Aim →
Restate all of the entries exactly, dropping any pictures they hold.

------------------------------------

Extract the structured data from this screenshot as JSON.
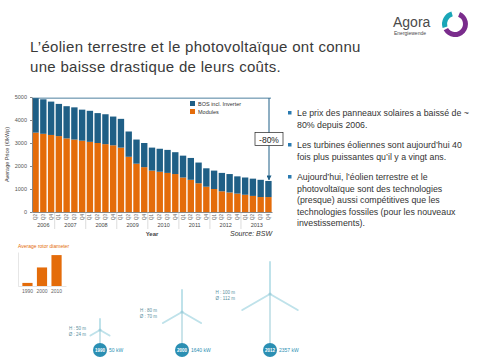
{
  "slide": {
    "title": "L’éolien terrestre et le photovoltaïque ont connu une baisse drastique de leurs coûts.",
    "logo": {
      "name": "Agora",
      "tagline": "Energiewende"
    },
    "bullets": [
      "Le prix des panneaux solaires a baissé de ~ 80% depuis 2006.",
      "Les turbines éoliennes sont aujourd’hui 40 fois plus puissantes qu’il y a vingt ans.",
      "Aujourd’hui, l’éolien terrestre et le photovoltaïque sont des technologies (presque) aussi compétitives que les technologies fossiles (pour les nouveaux investissements)."
    ],
    "turbines": [
      {
        "year": "1990",
        "power": "50 kW",
        "specs": [
          "H : 50 m",
          "Ø : 24 m"
        ]
      },
      {
        "year": "2000",
        "power": "1640 kW",
        "specs": [
          "H : 80 m",
          "Ø : 70 m"
        ]
      },
      {
        "year": "2012",
        "power": "2357 kW",
        "specs": [
          "H : 100 m",
          "Ø : 112 m"
        ]
      }
    ]
  },
  "chart_data": [
    {
      "type": "bar",
      "stacked": true,
      "y_label": "Average Price (€/kWp)",
      "x_label": "Year",
      "source": "Source: BSW",
      "categories": [
        "Q2",
        "Q3",
        "Q4",
        "Q1",
        "Q2",
        "Q3",
        "Q4",
        "Q1",
        "Q2",
        "Q3",
        "Q4",
        "Q1",
        "Q2",
        "Q3",
        "Q4",
        "Q1",
        "Q2",
        "Q3",
        "Q4",
        "Q1",
        "Q2",
        "Q3",
        "Q4",
        "Q1",
        "Q2",
        "Q3",
        "Q4",
        "Q1",
        "Q2",
        "Q3",
        "Q4"
      ],
      "x_groups": [
        "2006",
        "2007",
        "2008",
        "2009",
        "2010",
        "2011",
        "2012",
        "2013"
      ],
      "series": [
        {
          "name": "Modules",
          "color": "#e46c0a",
          "values": [
            3450,
            3400,
            3350,
            3300,
            3200,
            3150,
            3100,
            3050,
            3000,
            2950,
            2900,
            2800,
            2400,
            2100,
            1950,
            1800,
            1750,
            1700,
            1650,
            1500,
            1400,
            1250,
            1100,
            1000,
            900,
            850,
            800,
            750,
            700,
            650,
            650
          ]
        },
        {
          "name": "BOS incl. Inverter",
          "color": "#1f5f86",
          "values": [
            1500,
            1500,
            1450,
            1400,
            1400,
            1400,
            1350,
            1350,
            1300,
            1300,
            1250,
            1250,
            1100,
            1050,
            1050,
            1000,
            1000,
            1000,
            950,
            950,
            950,
            900,
            800,
            800,
            800,
            800,
            750,
            750,
            750,
            750,
            700
          ]
        }
      ],
      "ylim": [
        0,
        5000
      ],
      "yticks": [
        0,
        1000,
        2000,
        3000,
        4000,
        5000
      ],
      "grid": false,
      "legend": "top-right",
      "annotations": [
        {
          "text": "-80%"
        }
      ]
    },
    {
      "type": "bar",
      "title": "Average rotor diameter",
      "categories": [
        "1990",
        "2000",
        "2010"
      ],
      "values": [
        10,
        60,
        100
      ],
      "color": "#e46c0a",
      "ylim": [
        0,
        110
      ],
      "yticks": [],
      "tick_labels": "x"
    }
  ]
}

------------------------------------

Exercise output →
Extract the structured data from this screenshot as JSON.
{
  "slide": {
    "title": "L’éolien terrestre et le photovoltaïque ont connu une baisse drastique de leurs coûts.",
    "logo": {
      "name": "Agora",
      "tagline": "Energiewende"
    },
    "bullets": [
      "Le prix des panneaux solaires a baissé de ~ 80% depuis 2006.",
      "Les turbines éoliennes sont aujourd’hui 40 fois plus puissantes qu’il y a vingt ans.",
      "Aujourd’hui, l’éolien terrestre et le photovoltaïque sont des technologies (presque) aussi compétitives que les technologies fossiles (pour les nouveaux investissements)."
    ],
    "turbines": [
      {
        "year": "1990",
        "power": "50 kW",
        "specs": [
          "H : 50 m",
          "Ø : 24 m"
        ]
      },
      {
        "year": "2000",
        "power": "1640 kW",
        "specs": [
          "H : 80 m",
          "Ø : 70 m"
        ]
      },
      {
        "year": "2012",
        "power": "2357 kW",
        "specs": [
          "H : 100 m",
          "Ø : 112 m"
        ]
      }
    ]
  },
  "chart_data": [
    {
      "type": "bar",
      "stacked": true,
      "y_label": "Average Price (€/kWp)",
      "x_label": "Year",
      "source": "Source: BSW",
      "categories": [
        "Q2",
        "Q3",
        "Q4",
        "Q1",
        "Q2",
        "Q3",
        "Q4",
        "Q1",
        "Q2",
        "Q3",
        "Q4",
        "Q1",
        "Q2",
        "Q3",
        "Q4",
        "Q1",
        "Q2",
        "Q3",
        "Q4",
        "Q1",
        "Q2",
        "Q3",
        "Q4",
        "Q1",
        "Q2",
        "Q3",
        "Q4",
        "Q1",
        "Q2",
        "Q3",
        "Q4"
      ],
      "x_groups": [
        "2006",
        "2007",
        "2008",
        "2009",
        "2010",
        "2011",
        "2012",
        "2013"
      ],
      "series": [
        {
          "name": "Modules",
          "color": "#e46c0a",
          "values": [
            3450,
            3400,
            3350,
            3300,
            3200,
            3150,
            3100,
            3050,
            3000,
            2950,
            2900,
            2800,
            2400,
            2100,
            1950,
            1800,
            1750,
            1700,
            1650,
            1500,
            1400,
            1250,
            1100,
            1000,
            900,
            850,
            800,
            750,
            700,
            650,
            650
          ]
        },
        {
          "name": "BOS incl. Inverter",
          "color": "#1f5f86",
          "values": [
            1500,
            1500,
            1450,
            1400,
            1400,
            1400,
            1350,
            1350,
            1300,
            1300,
            1250,
            1250,
            1100,
            1050,
            1050,
            1000,
            1000,
            1000,
            950,
            950,
            950,
            900,
            800,
            800,
            800,
            800,
            750,
            750,
            750,
            750,
            700
          ]
        }
      ],
      "ylim": [
        0,
        5000
      ],
      "yticks": [
        0,
        1000,
        2000,
        3000,
        4000,
        5000
      ],
      "grid": false,
      "legend": "top-right",
      "annotations": [
        {
          "text": "-80%"
        }
      ]
    },
    {
      "type": "bar",
      "title": "Average rotor diameter",
      "categories": [
        "1990",
        "2000",
        "2010"
      ],
      "values": [
        10,
        60,
        100
      ],
      "color": "#e46c0a",
      "ylim": [
        0,
        110
      ],
      "yticks": [],
      "tick_labels": "x"
    }
  ]
}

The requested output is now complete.